Task to carry out:
Below is a block of records; repeat all of them exactly.

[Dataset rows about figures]
◆ ◆ ◆

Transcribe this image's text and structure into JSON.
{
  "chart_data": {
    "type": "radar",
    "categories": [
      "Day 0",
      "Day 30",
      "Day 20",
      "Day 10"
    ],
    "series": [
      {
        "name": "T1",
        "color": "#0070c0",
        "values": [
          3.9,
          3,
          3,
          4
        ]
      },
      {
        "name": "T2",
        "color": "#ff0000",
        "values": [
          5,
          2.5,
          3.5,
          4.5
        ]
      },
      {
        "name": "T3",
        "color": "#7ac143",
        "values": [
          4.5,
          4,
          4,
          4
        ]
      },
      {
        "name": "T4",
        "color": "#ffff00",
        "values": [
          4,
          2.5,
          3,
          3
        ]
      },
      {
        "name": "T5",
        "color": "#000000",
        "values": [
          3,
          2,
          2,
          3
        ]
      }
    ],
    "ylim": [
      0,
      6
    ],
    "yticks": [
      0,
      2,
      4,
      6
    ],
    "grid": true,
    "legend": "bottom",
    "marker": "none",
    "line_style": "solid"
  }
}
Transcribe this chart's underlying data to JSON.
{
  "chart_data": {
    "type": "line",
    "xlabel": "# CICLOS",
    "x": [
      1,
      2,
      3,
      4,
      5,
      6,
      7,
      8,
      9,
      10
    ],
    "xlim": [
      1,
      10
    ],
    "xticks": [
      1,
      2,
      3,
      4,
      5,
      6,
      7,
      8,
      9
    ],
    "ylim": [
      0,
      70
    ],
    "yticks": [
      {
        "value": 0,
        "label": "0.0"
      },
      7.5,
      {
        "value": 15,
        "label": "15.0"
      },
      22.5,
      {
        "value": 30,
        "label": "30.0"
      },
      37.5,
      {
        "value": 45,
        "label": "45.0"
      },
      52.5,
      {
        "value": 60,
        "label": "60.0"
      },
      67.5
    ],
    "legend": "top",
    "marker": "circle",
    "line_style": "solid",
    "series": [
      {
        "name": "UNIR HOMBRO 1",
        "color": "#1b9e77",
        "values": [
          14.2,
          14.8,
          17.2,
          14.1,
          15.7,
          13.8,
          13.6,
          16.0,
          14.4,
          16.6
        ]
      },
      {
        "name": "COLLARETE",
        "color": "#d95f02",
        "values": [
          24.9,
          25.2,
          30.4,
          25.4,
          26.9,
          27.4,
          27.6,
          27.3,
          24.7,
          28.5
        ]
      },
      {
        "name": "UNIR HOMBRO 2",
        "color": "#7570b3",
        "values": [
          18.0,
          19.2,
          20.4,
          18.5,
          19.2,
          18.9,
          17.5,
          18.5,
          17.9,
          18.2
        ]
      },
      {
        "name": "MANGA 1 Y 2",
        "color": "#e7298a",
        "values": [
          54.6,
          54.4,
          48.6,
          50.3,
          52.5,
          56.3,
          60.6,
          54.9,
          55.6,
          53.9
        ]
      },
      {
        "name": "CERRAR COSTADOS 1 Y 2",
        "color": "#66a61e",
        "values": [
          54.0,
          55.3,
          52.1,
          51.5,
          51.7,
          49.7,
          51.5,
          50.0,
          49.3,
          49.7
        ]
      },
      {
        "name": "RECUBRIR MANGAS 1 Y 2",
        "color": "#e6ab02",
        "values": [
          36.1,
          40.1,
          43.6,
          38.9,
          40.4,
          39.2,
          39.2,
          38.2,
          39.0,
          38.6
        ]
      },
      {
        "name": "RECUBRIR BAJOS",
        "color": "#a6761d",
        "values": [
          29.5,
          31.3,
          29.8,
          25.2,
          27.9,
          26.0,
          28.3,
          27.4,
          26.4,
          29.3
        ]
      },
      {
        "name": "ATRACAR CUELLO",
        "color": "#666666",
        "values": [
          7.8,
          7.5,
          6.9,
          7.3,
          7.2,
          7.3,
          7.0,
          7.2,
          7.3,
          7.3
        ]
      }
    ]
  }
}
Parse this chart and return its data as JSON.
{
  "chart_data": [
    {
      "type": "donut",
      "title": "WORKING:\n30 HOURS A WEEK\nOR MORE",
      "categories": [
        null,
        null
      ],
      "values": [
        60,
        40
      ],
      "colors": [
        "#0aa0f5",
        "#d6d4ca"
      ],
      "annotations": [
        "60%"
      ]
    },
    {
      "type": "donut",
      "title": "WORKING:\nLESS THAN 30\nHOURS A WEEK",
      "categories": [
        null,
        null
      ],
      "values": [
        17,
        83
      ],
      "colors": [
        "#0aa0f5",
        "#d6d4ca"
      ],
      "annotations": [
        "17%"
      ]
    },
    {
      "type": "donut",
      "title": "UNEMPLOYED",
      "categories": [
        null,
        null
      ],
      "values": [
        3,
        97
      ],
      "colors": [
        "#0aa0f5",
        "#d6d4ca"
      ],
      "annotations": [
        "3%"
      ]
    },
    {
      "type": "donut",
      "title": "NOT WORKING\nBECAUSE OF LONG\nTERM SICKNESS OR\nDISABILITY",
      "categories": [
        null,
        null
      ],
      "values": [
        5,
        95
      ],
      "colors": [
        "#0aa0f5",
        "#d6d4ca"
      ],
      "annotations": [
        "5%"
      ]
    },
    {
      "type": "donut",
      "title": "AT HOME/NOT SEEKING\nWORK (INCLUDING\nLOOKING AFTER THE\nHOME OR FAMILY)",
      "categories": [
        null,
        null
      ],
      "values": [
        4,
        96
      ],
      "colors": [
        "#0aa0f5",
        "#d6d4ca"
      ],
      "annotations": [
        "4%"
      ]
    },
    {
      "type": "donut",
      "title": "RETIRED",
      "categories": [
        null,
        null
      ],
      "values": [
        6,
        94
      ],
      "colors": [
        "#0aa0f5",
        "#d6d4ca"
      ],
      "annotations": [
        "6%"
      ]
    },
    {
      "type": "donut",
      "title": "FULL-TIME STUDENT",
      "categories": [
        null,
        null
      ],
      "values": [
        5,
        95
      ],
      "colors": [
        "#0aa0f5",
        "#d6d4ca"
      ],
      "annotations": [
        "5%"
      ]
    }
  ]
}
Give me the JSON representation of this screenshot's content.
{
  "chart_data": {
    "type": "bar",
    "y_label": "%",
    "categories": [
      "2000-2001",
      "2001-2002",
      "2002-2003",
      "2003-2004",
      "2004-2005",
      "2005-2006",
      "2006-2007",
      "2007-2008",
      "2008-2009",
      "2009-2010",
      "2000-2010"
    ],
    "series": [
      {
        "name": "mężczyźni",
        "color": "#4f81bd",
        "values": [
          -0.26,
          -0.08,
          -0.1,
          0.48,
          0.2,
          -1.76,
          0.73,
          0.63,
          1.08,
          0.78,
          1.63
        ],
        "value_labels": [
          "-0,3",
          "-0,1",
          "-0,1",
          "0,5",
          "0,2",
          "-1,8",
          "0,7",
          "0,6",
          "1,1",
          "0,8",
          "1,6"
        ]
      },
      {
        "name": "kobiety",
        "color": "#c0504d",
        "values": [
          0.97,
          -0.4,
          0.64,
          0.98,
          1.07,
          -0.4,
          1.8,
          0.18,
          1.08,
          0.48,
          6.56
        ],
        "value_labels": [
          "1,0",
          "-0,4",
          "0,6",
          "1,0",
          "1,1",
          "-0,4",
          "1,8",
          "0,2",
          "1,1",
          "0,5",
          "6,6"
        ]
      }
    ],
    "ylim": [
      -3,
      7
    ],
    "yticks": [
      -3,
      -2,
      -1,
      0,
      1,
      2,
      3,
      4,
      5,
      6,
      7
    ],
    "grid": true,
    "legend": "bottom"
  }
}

◆ ◆ ◆

Answer to the exercise:
Transcribe this image's text and structure into JSON.
{
  "chart_data": {
    "type": "radar",
    "categories": [
      "Day 0",
      "Day 30",
      "Day 20",
      "Day 10"
    ],
    "series": [
      {
        "name": "T1",
        "color": "#0070c0",
        "values": [
          3.9,
          3,
          3,
          4
        ]
      },
      {
        "name": "T2",
        "color": "#ff0000",
        "values": [
          5,
          2.5,
          3.5,
          4.5
        ]
      },
      {
        "name": "T3",
        "color": "#7ac143",
        "values": [
          4.5,
          4,
          4,
          4
        ]
      },
      {
        "name": "T4",
        "color": "#ffff00",
        "values": [
          4,
          2.5,
          3,
          3
        ]
      },
      {
        "name": "T5",
        "color": "#000000",
        "values": [
          3,
          2,
          2,
          3
        ]
      }
    ],
    "ylim": [
      0,
      6
    ],
    "yticks": [
      0,
      2,
      4,
      6
    ],
    "grid": true,
    "legend": "bottom",
    "marker": "none",
    "line_style": "solid"
  }
}
Transcribe this chart's underlying data to JSON.
{
  "chart_data": {
    "type": "line",
    "xlabel": "# CICLOS",
    "x": [
      1,
      2,
      3,
      4,
      5,
      6,
      7,
      8,
      9,
      10
    ],
    "xlim": [
      1,
      10
    ],
    "xticks": [
      1,
      2,
      3,
      4,
      5,
      6,
      7,
      8,
      9
    ],
    "ylim": [
      0,
      70
    ],
    "yticks": [
      {
        "value": 0,
        "label": "0.0"
      },
      7.5,
      {
        "value": 15,
        "label": "15.0"
      },
      22.5,
      {
        "value": 30,
        "label": "30.0"
      },
      37.5,
      {
        "value": 45,
        "label": "45.0"
      },
      52.5,
      {
        "value": 60,
        "label": "60.0"
      },
      67.5
    ],
    "legend": "top",
    "marker": "circle",
    "line_style": "solid",
    "series": [
      {
        "name": "UNIR HOMBRO 1",
        "color": "#1b9e77",
        "values": [
          14.2,
          14.8,
          17.2,
          14.1,
          15.7,
          13.8,
          13.6,
          16.0,
          14.4,
          16.6
        ]
      },
      {
        "name": "COLLARETE",
        "color": "#d95f02",
        "values": [
          24.9,
          25.2,
          30.4,
          25.4,
          26.9,
          27.4,
          27.6,
          27.3,
          24.7,
          28.5
        ]
      },
      {
        "name": "UNIR HOMBRO 2",
        "color": "#7570b3",
        "values": [
          18.0,
          19.2,
          20.4,
          18.5,
          19.2,
          18.9,
          17.5,
          18.5,
          17.9,
          18.2
        ]
      },
      {
        "name": "MANGA 1 Y 2",
        "color": "#e7298a",
        "values": [
          54.6,
          54.4,
          48.6,
          50.3,
          52.5,
          56.3,
          60.6,
          54.9,
          55.6,
          53.9
        ]
      },
      {
        "name": "CERRAR COSTADOS 1 Y 2",
        "color": "#66a61e",
        "values": [
          54.0,
          55.3,
          52.1,
          51.5,
          51.7,
          49.7,
          51.5,
          50.0,
          49.3,
          49.7
        ]
      },
      {
        "name": "RECUBRIR MANGAS 1 Y 2",
        "color": "#e6ab02",
        "values": [
          36.1,
          40.1,
          43.6,
          38.9,
          40.4,
          39.2,
          39.2,
          38.2,
          39.0,
          38.6
        ]
      },
      {
        "name": "RECUBRIR BAJOS",
        "color": "#a6761d",
        "values": [
          29.5,
          31.3,
          29.8,
          25.2,
          27.9,
          26.0,
          28.3,
          27.4,
          26.4,
          29.3
        ]
      },
      {
        "name": "ATRACAR CUELLO",
        "color": "#666666",
        "values": [
          7.8,
          7.5,
          6.9,
          7.3,
          7.2,
          7.3,
          7.0,
          7.2,
          7.3,
          7.3
        ]
      }
    ]
  }
}
Parse this chart and return its data as JSON.
{
  "chart_data": [
    {
      "type": "donut",
      "title": "WORKING:\n30 HOURS A WEEK\nOR MORE",
      "categories": [
        null,
        null
      ],
      "values": [
        60,
        40
      ],
      "colors": [
        "#0aa0f5",
        "#d6d4ca"
      ],
      "annotations": [
        "60%"
      ]
    },
    {
      "type": "donut",
      "title": "WORKING:\nLESS THAN 30\nHOURS A WEEK",
      "categories": [
        null,
        null
      ],
      "values": [
        17,
        83
      ],
      "colors": [
        "#0aa0f5",
        "#d6d4ca"
      ],
      "annotations": [
        "17%"
      ]
    },
    {
      "type": "donut",
      "title": "UNEMPLOYED",
      "categories": [
        null,
        null
      ],
      "values": [
        3,
        97
      ],
      "colors": [
        "#0aa0f5",
        "#d6d4ca"
      ],
      "annotations": [
        "3%"
      ]
    },
    {
      "type": "donut",
      "title": "NOT WORKING\nBECAUSE OF LONG\nTERM SICKNESS OR\nDISABILITY",
      "categories": [
        null,
        null
      ],
      "values": [
        5,
        95
      ],
      "colors": [
        "#0aa0f5",
        "#d6d4ca"
      ],
      "annotations": [
        "5%"
      ]
    },
    {
      "type": "donut",
      "title": "AT HOME/NOT SEEKING\nWORK (INCLUDING\nLOOKING AFTER THE\nHOME OR FAMILY)",
      "categories": [
        null,
        null
      ],
      "values": [
        4,
        96
      ],
      "colors": [
        "#0aa0f5",
        "#d6d4ca"
      ],
      "annotations": [
        "4%"
      ]
    },
    {
      "type": "donut",
      "title": "RETIRED",
      "categories": [
        null,
        null
      ],
      "values": [
        6,
        94
      ],
      "colors": [
        "#0aa0f5",
        "#d6d4ca"
      ],
      "annotations": [
        "6%"
      ]
    },
    {
      "type": "donut",
      "title": "FULL-TIME STUDENT",
      "categories": [
        null,
        null
      ],
      "values": [
        5,
        95
      ],
      "colors": [
        "#0aa0f5",
        "#d6d4ca"
      ],
      "annotations": [
        "5%"
      ]
    }
  ]
}
Give me the JSON representation of this screenshot's content.
{
  "chart_data": {
    "type": "bar",
    "y_label": "%",
    "categories": [
      "2000-2001",
      "2001-2002",
      "2002-2003",
      "2003-2004",
      "2004-2005",
      "2005-2006",
      "2006-2007",
      "2007-2008",
      "2008-2009",
      "2009-2010",
      "2000-2010"
    ],
    "series": [
      {
        "name": "mężczyźni",
        "color": "#4f81bd",
        "values": [
          -0.26,
          -0.08,
          -0.1,
          0.48,
          0.2,
          -1.76,
          0.73,
          0.63,
          1.08,
          0.78,
          1.63
        ],
        "value_labels": [
          "-0,3",
          "-0,1",
          "-0,1",
          "0,5",
          "0,2",
          "-1,8",
          "0,7",
          "0,6",
          "1,1",
          "0,8",
          "1,6"
        ]
      },
      {
        "name": "kobiety",
        "color": "#c0504d",
        "values": [
          0.97,
          -0.4,
          0.64,
          0.98,
          1.07,
          -0.4,
          1.8,
          0.18,
          1.08,
          0.48,
          6.56
        ],
        "value_labels": [
          "1,0",
          "-0,4",
          "0,6",
          "1,0",
          "1,1",
          "-0,4",
          "1,8",
          "0,2",
          "1,1",
          "0,5",
          "6,6"
        ]
      }
    ],
    "ylim": [
      -3,
      7
    ],
    "yticks": [
      -3,
      -2,
      -1,
      0,
      1,
      2,
      3,
      4,
      5,
      6,
      7
    ],
    "grid": true,
    "legend": "bottom"
  }
}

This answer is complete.